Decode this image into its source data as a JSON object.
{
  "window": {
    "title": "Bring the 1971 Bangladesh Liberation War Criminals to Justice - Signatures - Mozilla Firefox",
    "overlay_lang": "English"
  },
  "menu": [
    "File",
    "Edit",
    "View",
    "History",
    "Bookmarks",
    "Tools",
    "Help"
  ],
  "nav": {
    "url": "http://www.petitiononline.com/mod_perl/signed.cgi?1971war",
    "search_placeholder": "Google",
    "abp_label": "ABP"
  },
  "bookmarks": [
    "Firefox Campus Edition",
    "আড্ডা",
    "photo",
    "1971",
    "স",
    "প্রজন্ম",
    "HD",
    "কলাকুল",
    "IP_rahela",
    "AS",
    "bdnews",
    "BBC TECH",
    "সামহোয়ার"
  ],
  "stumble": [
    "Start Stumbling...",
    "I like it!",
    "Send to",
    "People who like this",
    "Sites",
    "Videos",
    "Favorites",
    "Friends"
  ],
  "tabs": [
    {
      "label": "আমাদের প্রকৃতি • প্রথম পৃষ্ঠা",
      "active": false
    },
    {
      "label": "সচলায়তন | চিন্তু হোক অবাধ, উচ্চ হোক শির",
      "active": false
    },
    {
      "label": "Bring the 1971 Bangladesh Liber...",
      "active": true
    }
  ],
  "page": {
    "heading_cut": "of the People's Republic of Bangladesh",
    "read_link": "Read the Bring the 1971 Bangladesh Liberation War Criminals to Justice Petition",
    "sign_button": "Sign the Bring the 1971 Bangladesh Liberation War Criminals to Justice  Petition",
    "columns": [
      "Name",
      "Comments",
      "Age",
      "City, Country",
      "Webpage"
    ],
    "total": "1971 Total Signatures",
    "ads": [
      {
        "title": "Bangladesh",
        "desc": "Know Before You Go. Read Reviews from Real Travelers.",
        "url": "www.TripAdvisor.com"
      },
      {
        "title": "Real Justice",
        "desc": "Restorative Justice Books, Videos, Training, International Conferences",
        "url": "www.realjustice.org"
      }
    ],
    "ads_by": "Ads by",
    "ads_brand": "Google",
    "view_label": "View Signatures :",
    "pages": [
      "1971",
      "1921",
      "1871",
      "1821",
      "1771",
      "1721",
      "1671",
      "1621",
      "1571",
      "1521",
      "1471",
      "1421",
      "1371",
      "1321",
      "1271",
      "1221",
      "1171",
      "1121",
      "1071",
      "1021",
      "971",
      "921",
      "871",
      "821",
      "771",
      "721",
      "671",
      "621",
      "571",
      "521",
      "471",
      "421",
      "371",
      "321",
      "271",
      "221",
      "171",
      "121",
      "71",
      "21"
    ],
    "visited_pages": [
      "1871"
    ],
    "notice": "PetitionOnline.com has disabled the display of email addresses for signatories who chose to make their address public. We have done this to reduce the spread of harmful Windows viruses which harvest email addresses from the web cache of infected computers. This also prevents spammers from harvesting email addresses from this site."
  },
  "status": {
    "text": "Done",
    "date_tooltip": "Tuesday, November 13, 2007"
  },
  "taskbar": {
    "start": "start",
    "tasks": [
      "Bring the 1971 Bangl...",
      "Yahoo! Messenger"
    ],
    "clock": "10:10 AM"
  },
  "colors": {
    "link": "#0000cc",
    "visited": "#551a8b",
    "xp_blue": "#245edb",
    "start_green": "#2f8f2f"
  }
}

- **ACTIVITY**
Output the listing above without altering a single character.

- **SOLUTION TO THIS PROBLEM**
Decode this image into its source data as a JSON object.
{
  "window": {
    "title": "Bring the 1971 Bangladesh Liberation War Criminals to Justice - Signatures - Mozilla Firefox",
    "overlay_lang": "English"
  },
  "menu": [
    "File",
    "Edit",
    "View",
    "History",
    "Bookmarks",
    "Tools",
    "Help"
  ],
  "nav": {
    "url": "http://www.petitiononline.com/mod_perl/signed.cgi?1971war",
    "search_placeholder": "Google",
    "abp_label": "ABP"
  },
  "bookmarks": [
    "Firefox Campus Edition",
    "আড্ডা",
    "photo",
    "1971",
    "স",
    "প্রজন্ম",
    "HD",
    "কলাকুল",
    "IP_rahela",
    "AS",
    "bdnews",
    "BBC TECH",
    "সামহোয়ার"
  ],
  "stumble": [
    "Start Stumbling...",
    "I like it!",
    "Send to",
    "People who like this",
    "Sites",
    "Videos",
    "Favorites",
    "Friends"
  ],
  "tabs": [
    {
      "label": "আমাদের প্রকৃতি • প্রথম পৃষ্ঠা",
      "active": false
    },
    {
      "label": "সচলায়তন | চিন্তু হোক অবাধ, উচ্চ হোক শির",
      "active": false
    },
    {
      "label": "Bring the 1971 Bangladesh Liber...",
      "active": true
    }
  ],
  "page": {
    "heading_cut": "of the People's Republic of Bangladesh",
    "read_link": "Read the Bring the 1971 Bangladesh Liberation War Criminals to Justice Petition",
    "sign_button": "Sign the Bring the 1971 Bangladesh Liberation War Criminals to Justice  Petition",
    "columns": [
      "Name",
      "Comments",
      "Age",
      "City, Country",
      "Webpage"
    ],
    "total": "1971 Total Signatures",
    "ads": [
      {
        "title": "Bangladesh",
        "desc": "Know Before You Go. Read Reviews from Real Travelers.",
        "url": "www.TripAdvisor.com"
      },
      {
        "title": "Real Justice",
        "desc": "Restorative Justice Books, Videos, Training, International Conferences",
        "url": "www.realjustice.org"
      }
    ],
    "ads_by": "Ads by",
    "ads_brand": "Google",
    "view_label": "View Signatures :",
    "pages": [
      "1971",
      "1921",
      "1871",
      "1821",
      "1771",
      "1721",
      "1671",
      "1621",
      "1571",
      "1521",
      "1471",
      "1421",
      "1371",
      "1321",
      "1271",
      "1221",
      "1171",
      "1121",
      "1071",
      "1021",
      "971",
      "921",
      "871",
      "821",
      "771",
      "721",
      "671",
      "621",
      "571",
      "521",
      "471",
      "421",
      "371",
      "321",
      "271",
      "221",
      "171",
      "121",
      "71",
      "21"
    ],
    "visited_pages": [
      "1871"
    ],
    "notice": "PetitionOnline.com has disabled the display of email addresses for signatories who chose to make their address public. We have done this to reduce the spread of harmful Windows viruses which harvest email addresses from the web cache of infected computers. This also prevents spammers from harvesting email addresses from this site."
  },
  "status": {
    "text": "Done",
    "date_tooltip": "Tuesday, November 13, 2007"
  },
  "taskbar": {
    "start": "start",
    "tasks": [
      "Bring the 1971 Bangl...",
      "Yahoo! Messenger"
    ],
    "clock": "10:10 AM"
  },
  "colors": {
    "link": "#0000cc",
    "visited": "#551a8b",
    "xp_blue": "#245edb",
    "start_green": "#2f8f2f"
  }
}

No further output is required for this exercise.